_Text shown:_

HMRC’s key argument at the hearing related to the fact that the developer to whom the property was sold built a number of houses on the garden and grounds but retained the original house and built a wall around it. The house was then sold with a total plot of 0.1 of a hectare. They argued that if someone were willing to buy it with a smaller garden, the 0.94 of a hectare plot must not be “required”.
They also placed significant emphasis on the world “required”, and contended that the test in the legislation is whether the purchaser would require the garden and grounds for the reasonable enjoyment of the property, not merely that it would be preferred.
In response to HMRC’s argument in relation to the property being sold to a developer with a 0.1 of a hectare plot, Claritas argued that it was correct to consider what their clients sold, not what the buyers of the “new” property bought. Whilst it was clear that somebody was happy to purchase the property with a smaller garden, our argument was that the character of the property had been wholly changed by the surrounding development, and it was effectively not the same property as the one our clients disposed of.
We also pointed out that context is essential in determining what is “required”. Strictly speaking, no house in the world needs a garden at all, but nobody would expect a stately home to have no garden, just as nobody would expect a small, terraced house to have extensive gardens and grounds. It was argued that the property in question, taken in context of its size and character and its setting, would require substantial gardens and grounds for its reasonable enjoyment.

_To be done:_
1/ In the account of the garden and grounds dispute, how large was the total plot that the original house was sold with after the developer built a wall around it?
2/ In the account of the garden and grounds dispute, why did Claritas argue that the later sale of the house with a smaller plot should not decide what garden was required?
3/ Carry on the account of the garden and grounds dispute from the point where it stops.
The listing has no connection to the account of the garden and grounds dispute.

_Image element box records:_
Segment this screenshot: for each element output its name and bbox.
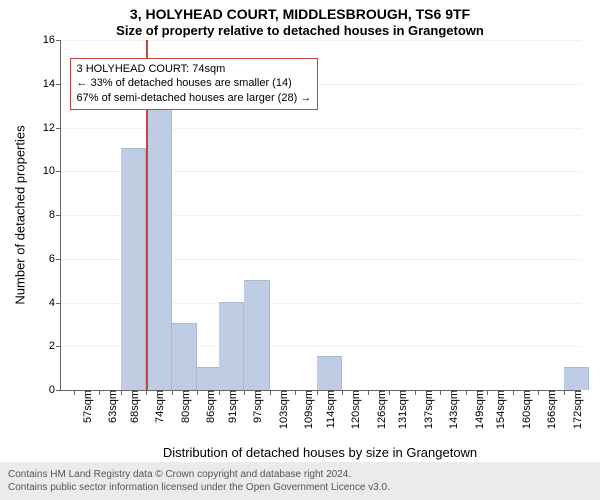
x-tick-mark [513,390,514,395]
y-tick-label: 6 [49,253,61,265]
x-tick-mark [74,390,75,395]
histogram-bar [172,323,197,390]
y-tick-label: 8 [49,209,61,221]
x-tick-mark [487,390,488,395]
x-tick-mark [564,390,565,395]
y-tick-label: 16 [43,34,61,46]
y-tick-label: 10 [43,165,61,177]
histogram-bar [564,367,589,390]
x-tick-mark [172,390,173,395]
y-tick-label: 2 [49,340,61,352]
x-tick-mark [368,390,369,395]
x-tick-label: 137sqm [419,390,435,429]
footer-line-2: Contains public sector information licen… [8,481,592,494]
x-tick-label: 91sqm [223,390,239,423]
x-tick-label: 97sqm [248,390,264,423]
x-tick-mark [389,390,390,395]
info-box-line-3: 67% of semi-detached houses are larger (… [77,91,312,106]
x-tick-label: 160sqm [517,390,533,429]
y-tick-label: 4 [49,297,61,309]
x-tick-mark [270,390,271,395]
x-tick-label: 149sqm [470,390,486,429]
x-tick-mark [219,390,220,395]
x-tick-mark [146,390,147,395]
x-tick-mark [244,390,245,395]
x-tick-mark [99,390,100,395]
x-tick-label: 143sqm [444,390,460,429]
y-tick-label: 14 [43,78,61,90]
x-tick-label: 131sqm [393,390,409,429]
x-tick-label: 74sqm [150,390,166,423]
x-tick-mark [538,390,539,395]
histogram-bar [219,302,244,391]
x-tick-label: 126sqm [372,390,388,429]
histogram-bar [244,280,269,390]
page-subtitle: Size of property relative to detached ho… [0,22,600,38]
page-title: 3, HOLYHEAD COURT, MIDDLESBROUGH, TS6 9T… [0,0,600,22]
x-tick-mark [415,390,416,395]
x-tick-label: 103sqm [274,390,290,429]
y-tick-label: 0 [49,384,61,396]
x-tick-mark [121,390,122,395]
x-tick-label: 63sqm [103,390,119,423]
attribution-footer: Contains HM Land Registry data © Crown c… [0,462,600,500]
x-tick-label: 57sqm [78,390,94,423]
x-tick-mark [295,390,296,395]
footer-line-1: Contains HM Land Registry data © Crown c… [8,468,592,481]
x-tick-label: 166sqm [542,390,558,429]
histogram-bar [317,356,342,390]
x-tick-label: 80sqm [176,390,192,423]
x-tick-mark [440,390,441,395]
gridline [61,40,581,41]
x-axis-label: Distribution of detached houses by size … [60,445,580,460]
x-tick-label: 114sqm [321,390,337,428]
chart-container: 024681012141657sqm63sqm68sqm74sqm80sqm86… [60,40,581,391]
gridline [61,128,581,129]
property-info-box: 3 HOLYHEAD COURT: 74sqm← 33% of detached… [70,58,319,111]
histogram-bar [146,96,171,390]
x-tick-mark [317,390,318,395]
x-tick-label: 86sqm [201,390,217,423]
x-tick-mark [197,390,198,395]
y-axis-label: Number of detached properties [12,125,27,304]
x-tick-label: 109sqm [299,390,315,429]
y-tick-label: 12 [43,122,61,134]
x-tick-label: 172sqm [568,390,584,429]
histogram-plot: 024681012141657sqm63sqm68sqm74sqm80sqm86… [60,40,581,391]
x-tick-mark [466,390,467,395]
info-box-line-2: ← 33% of detached houses are smaller (14… [77,76,312,91]
x-tick-label: 120sqm [346,390,362,429]
x-tick-label: 154sqm [491,390,507,429]
histogram-bar [121,148,146,390]
x-tick-label: 68sqm [125,390,141,423]
info-box-line-1: 3 HOLYHEAD COURT: 74sqm [77,62,312,77]
x-tick-mark [342,390,343,395]
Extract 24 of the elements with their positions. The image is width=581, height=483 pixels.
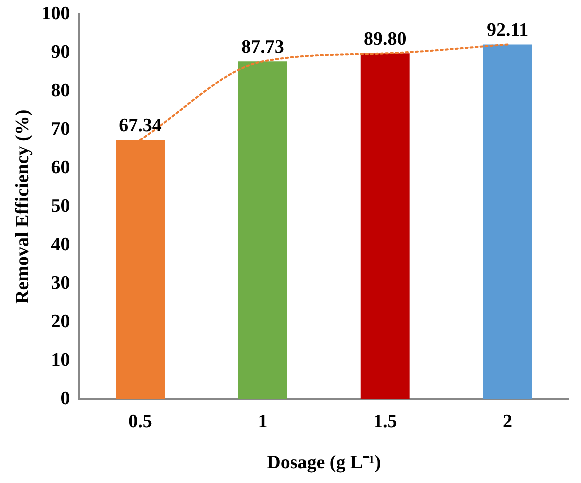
y-tick-label: 70 bbox=[51, 118, 70, 140]
bar bbox=[483, 44, 532, 400]
data-label: 67.34 bbox=[119, 116, 162, 137]
data-label: 87.73 bbox=[242, 37, 284, 58]
y-tick-label: 0 bbox=[60, 388, 70, 410]
y-axis-title: Removal Efficiency (%) bbox=[12, 110, 34, 304]
data-label: 89.80 bbox=[364, 29, 407, 50]
y-tick-label: 30 bbox=[51, 272, 70, 294]
x-tick-label: 1.5 bbox=[373, 412, 398, 433]
x-tick-label: 2 bbox=[503, 412, 513, 433]
x-axis-title: Dosage (g L⁻¹) bbox=[267, 452, 382, 474]
x-tick-label: 0.5 bbox=[128, 412, 152, 433]
y-tick-label: 50 bbox=[51, 196, 70, 217]
y-tick-label: 20 bbox=[51, 311, 70, 332]
y-tick-label: 80 bbox=[51, 80, 70, 102]
bar bbox=[360, 54, 410, 400]
y-tick-label: 60 bbox=[51, 157, 70, 178]
x-tick-label: 1 bbox=[258, 412, 268, 433]
y-tick-label: 10 bbox=[51, 350, 70, 371]
data-label: 92.11 bbox=[486, 20, 529, 42]
y-tick-label: 90 bbox=[51, 42, 70, 63]
y-tick-label: 40 bbox=[51, 234, 70, 256]
y-tick-label: 100 bbox=[42, 3, 70, 24]
bar bbox=[238, 62, 288, 400]
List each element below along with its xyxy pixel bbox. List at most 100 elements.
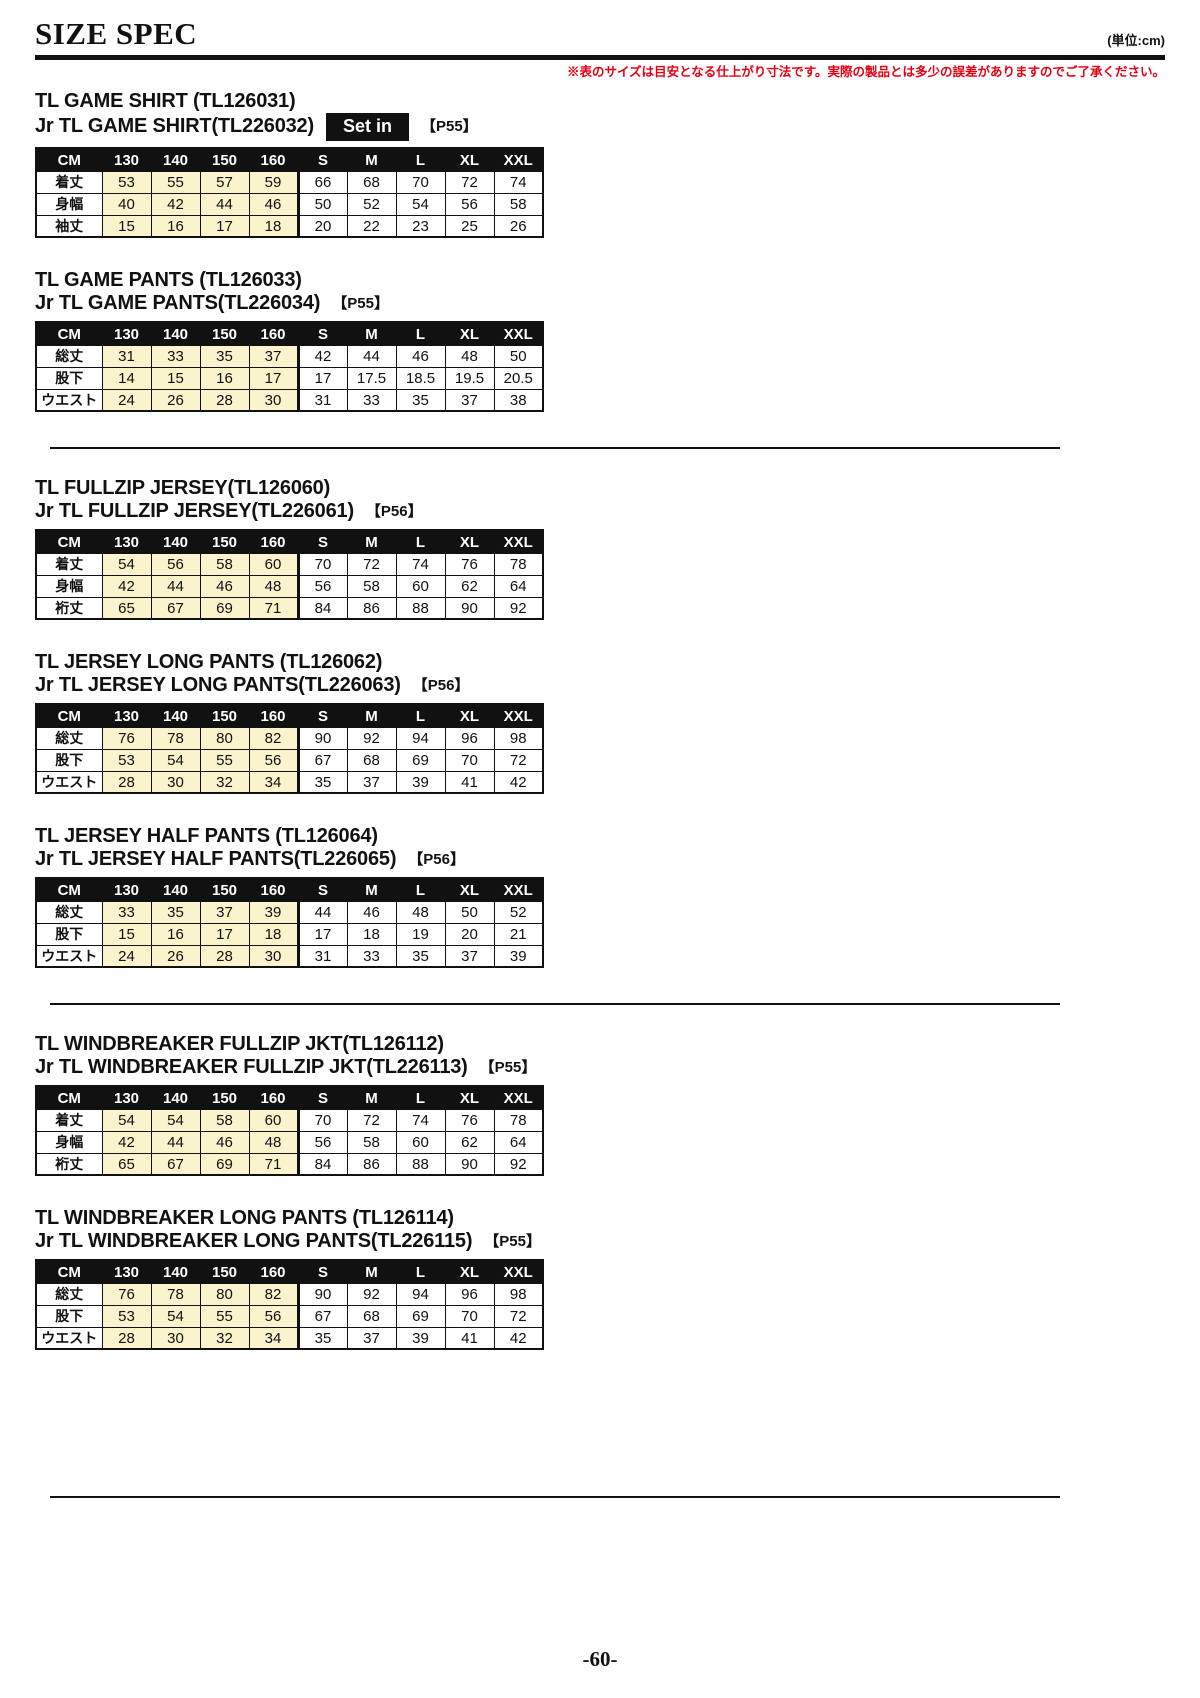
column-header-xl: XL bbox=[444, 529, 495, 554]
size-cell: 42 bbox=[101, 1130, 152, 1154]
size-cell: 39 bbox=[493, 944, 544, 968]
size-table-header-row: CM 130 140 150 160 S M L XL XXL bbox=[35, 529, 544, 554]
size-cell: 82 bbox=[248, 1282, 299, 1306]
page-content: SIZE SPEC (単位:cm) ※表のサイズは目安となる仕上がり寸法です。実… bbox=[35, 17, 1165, 1499]
size-cell: 34 bbox=[248, 1326, 299, 1350]
product-title: TL JERSEY HALF PANTS (TL126064) bbox=[35, 825, 378, 848]
page-ref: 【P55】 bbox=[332, 295, 389, 313]
size-table-head: CM 130 140 150 160 S M L XL XXL bbox=[35, 147, 544, 172]
size-cell: 92 bbox=[493, 1152, 544, 1176]
size-cell: 68 bbox=[346, 1304, 397, 1328]
size-cell: 84 bbox=[296, 1152, 348, 1176]
column-header-cm: CM bbox=[35, 529, 103, 554]
size-cell: 94 bbox=[395, 726, 446, 750]
size-row: 総丈 33 35 37 39 44 46 48 50 52 bbox=[35, 900, 544, 924]
masthead: SIZE SPEC (単位:cm) bbox=[35, 17, 1165, 51]
size-cell: 70 bbox=[395, 170, 446, 194]
size-cell: 86 bbox=[346, 1152, 397, 1176]
size-cell: 16 bbox=[199, 366, 250, 390]
size-cell: 80 bbox=[199, 1282, 250, 1306]
size-cell: 58 bbox=[199, 552, 250, 576]
size-cell: 50 bbox=[493, 344, 544, 368]
size-cell: 59 bbox=[248, 170, 299, 194]
size-cell: 55 bbox=[199, 748, 250, 772]
size-cell: 44 bbox=[199, 192, 250, 216]
size-cell: 65 bbox=[101, 1152, 152, 1176]
size-cell: 38 bbox=[493, 388, 544, 412]
column-header-150: 150 bbox=[199, 529, 250, 554]
size-cell: 30 bbox=[248, 388, 299, 412]
size-table-header-row: CM 130 140 150 160 S M L XL XXL bbox=[35, 321, 544, 346]
row-label: 股下 bbox=[35, 366, 103, 390]
size-cell: 70 bbox=[444, 1304, 495, 1328]
row-label: 着丈 bbox=[35, 1108, 103, 1132]
size-cell: 53 bbox=[101, 748, 152, 772]
row-label: 身幅 bbox=[35, 1130, 103, 1154]
column-header-m: M bbox=[346, 703, 397, 728]
size-cell: 26 bbox=[150, 944, 201, 968]
size-cell: 39 bbox=[248, 900, 299, 924]
size-cell: 69 bbox=[395, 1304, 446, 1328]
size-cell: 30 bbox=[248, 944, 299, 968]
column-header-140: 140 bbox=[150, 147, 201, 172]
column-header-130: 130 bbox=[101, 877, 152, 902]
column-header-s: S bbox=[296, 529, 348, 554]
size-cell: 92 bbox=[346, 1282, 397, 1306]
size-cell: 72 bbox=[346, 1108, 397, 1132]
size-cell: 88 bbox=[395, 1152, 446, 1176]
size-cell: 15 bbox=[101, 214, 152, 238]
size-row: ウエスト 28 30 32 34 35 37 39 41 42 bbox=[35, 770, 544, 794]
size-cell: 78 bbox=[150, 726, 201, 750]
size-cell: 18 bbox=[248, 922, 299, 946]
size-cell: 68 bbox=[346, 170, 397, 194]
column-header-xxl: XXL bbox=[493, 703, 544, 728]
product-section: TL JERSEY HALF PANTS (TL126064) Jr TL JE… bbox=[35, 825, 1165, 969]
product-title-jr: Jr TL FULLZIP JERSEY(TL226061) bbox=[35, 500, 354, 523]
size-cell: 76 bbox=[444, 552, 495, 576]
size-cell: 53 bbox=[101, 1304, 152, 1328]
size-cell: 18.5 bbox=[395, 366, 446, 390]
size-cell: 80 bbox=[199, 726, 250, 750]
column-header-xxl: XXL bbox=[493, 877, 544, 902]
size-table: CM 130 140 150 160 S M L XL XXL 総丈 76 78 80 82 90 92 94 9… bbox=[35, 1259, 544, 1351]
row-label: 股下 bbox=[35, 748, 103, 772]
size-cell: 17.5 bbox=[346, 366, 397, 390]
column-header-m: M bbox=[346, 877, 397, 902]
size-cell: 44 bbox=[296, 900, 348, 924]
column-header-s: S bbox=[296, 703, 348, 728]
size-cell: 76 bbox=[101, 1282, 152, 1306]
size-cell: 88 bbox=[395, 596, 446, 620]
size-cell: 69 bbox=[199, 1152, 250, 1176]
size-cell: 56 bbox=[248, 1304, 299, 1328]
product-subtitle-row: Jr TL GAME SHIRT(TL226032) Set in 【P55】 bbox=[35, 112, 1165, 142]
column-header-xl: XL bbox=[444, 1259, 495, 1284]
size-cell: 42 bbox=[101, 574, 152, 598]
unit-note: (単位:cm) bbox=[1107, 32, 1165, 48]
size-table-head: CM 130 140 150 160 S M L XL XXL bbox=[35, 1259, 544, 1284]
column-header-130: 130 bbox=[101, 1085, 152, 1110]
size-table-head: CM 130 140 150 160 S M L XL XXL bbox=[35, 321, 544, 346]
size-table-body: 総丈 33 35 37 39 44 46 48 50 52 股下 15 16 17 18 17 18 19 20 21… bbox=[35, 900, 544, 968]
size-cell: 42 bbox=[493, 1326, 544, 1350]
size-cell: 25 bbox=[444, 214, 495, 238]
size-cell: 56 bbox=[296, 1130, 348, 1154]
column-header-130: 130 bbox=[101, 1259, 152, 1284]
product-subtitle-row: Jr TL JERSEY HALF PANTS(TL226065) 【P56】 bbox=[35, 848, 1165, 871]
header-rule bbox=[35, 54, 1165, 60]
column-header-cm: CM bbox=[35, 321, 103, 346]
row-label: 股下 bbox=[35, 1304, 103, 1328]
section-divider bbox=[50, 1003, 1060, 1006]
row-label: 総丈 bbox=[35, 344, 103, 368]
size-cell: 84 bbox=[296, 596, 348, 620]
row-label: 裄丈 bbox=[35, 1152, 103, 1176]
size-cell: 21 bbox=[493, 922, 544, 946]
size-cell: 70 bbox=[296, 552, 348, 576]
size-row: 股下 15 16 17 18 17 18 19 20 21 bbox=[35, 922, 544, 946]
size-cell: 48 bbox=[444, 344, 495, 368]
size-row: 股下 14 15 16 17 17 17.5 18.5 19.5 20.5 bbox=[35, 366, 544, 390]
size-cell: 19 bbox=[395, 922, 446, 946]
column-header-l: L bbox=[395, 703, 446, 728]
row-label: ウエスト bbox=[35, 388, 103, 412]
size-cell: 74 bbox=[395, 1108, 446, 1132]
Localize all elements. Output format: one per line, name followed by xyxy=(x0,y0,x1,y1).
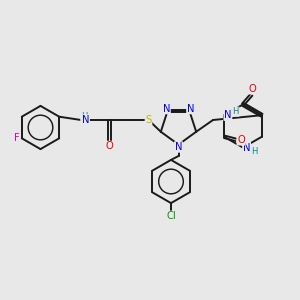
Text: Cl: Cl xyxy=(166,211,176,221)
Text: H: H xyxy=(251,147,258,156)
Text: O: O xyxy=(248,84,256,94)
Text: O: O xyxy=(106,141,113,152)
Text: N: N xyxy=(224,110,232,120)
Text: N: N xyxy=(243,142,250,153)
Text: N: N xyxy=(82,115,89,125)
Text: H: H xyxy=(232,107,239,116)
Text: H: H xyxy=(81,112,87,121)
Text: O: O xyxy=(237,135,245,145)
Text: S: S xyxy=(146,115,152,125)
Text: F: F xyxy=(14,133,19,143)
Text: N: N xyxy=(175,142,182,152)
Text: N: N xyxy=(187,103,194,114)
Text: N: N xyxy=(163,103,170,114)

_Task answers:_
1/ 0.1 of a hectare.

2/ Claritas argued that the surrounding development had wholly changed the character of the property, so it was effectively not the same property their clients had sold. The right question was what their clients sold, not what the buyers of the "new" property bought.

3/
One of the other key arguments was in relation to the purchase of the property by our clients in 1996. At that time, the vendor tried to sell the property with just 0.3 of a hectare of grounds and retain the rest of the land to sell for development. However, none of the potential purchasers would buy the property without the inclusion of the full 0.94 of a hectare plot. This, in our view, demonstrates that for the land to reasonable enjoyment of the property, the full garden and grounds were objectively required by any potential purchaser of the property, not specifically our clients personally.
Both parties presented expert witnesses to support their cases. HMRC’s witness was a chartered surveyor who worked in the HMRC Valuation Office Agency. Claritas called upon a local estate agent and chartered surveyor, John Shepherd, who ran a successful estate agency business and worked in the local market, particularly in relation to high value properties, for nearly 50 years and was involved in the sale of the property to our clients.
The role of the expert witnesses was to present appropriate comparator properties to support their views of what the permitted area should be.
HMRC presented a number of comparator properties in the locality which were sold with much smaller gardens to attempt to demonstrate that most properties in the area do not require gardens and grounds in excess of 0.94 of a hectare for their reasonable enjoyment.
Mr Shepherd presented different character properties which were sold with similar or larger gardens than the property in question to demonstrate that, in the locality, houses of such character would be expected by a typical purchaser to come with substantial garden and grounds.
After carefully considering all of the submissions and evidence, the Tribunal concluded that the whole of the 0.94 of a hectare plot was required for the reasonable enjoyment of the house and so PPR relief should be available to our clients in full on the disposal. The key reasons for their decision were as follows:
They agreed with Claritas’ views on the importance of applying context, and that the setting of the house and its size and character were proportionate to the size of the garden and grounds in this regard.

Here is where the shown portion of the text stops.